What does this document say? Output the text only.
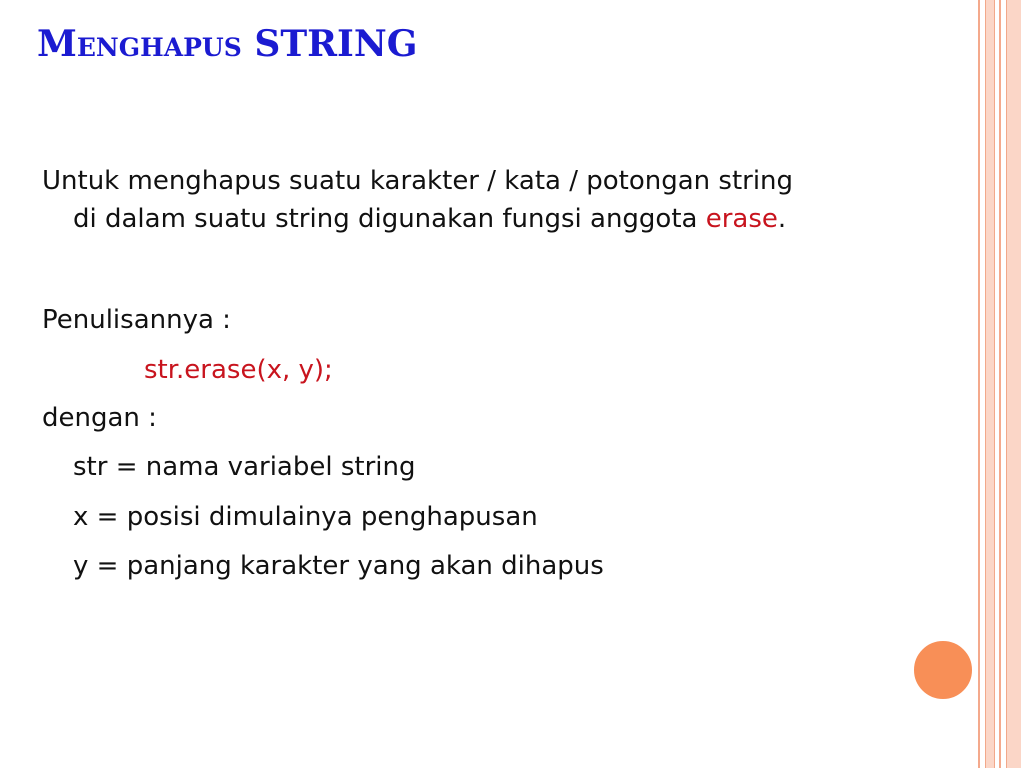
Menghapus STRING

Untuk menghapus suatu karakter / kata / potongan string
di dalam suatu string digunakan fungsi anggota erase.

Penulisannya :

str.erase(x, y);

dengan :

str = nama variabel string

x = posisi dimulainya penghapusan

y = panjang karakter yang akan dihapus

##############################

> [INSTRUCTIONS TO FOLLOW]:
All of the entries need to be transcribed word for word; pictures are left out.

> [CORRECT ANSWER]:
What does this document say? Output the text only.
Menghapus STRING

Untuk menghapus suatu karakter / kata / potongan string
di dalam suatu string digunakan fungsi anggota erase.

Penulisannya :

str.erase(x, y);

dengan :

str = nama variabel string

x = posisi dimulainya penghapusan

y = panjang karakter yang akan dihapus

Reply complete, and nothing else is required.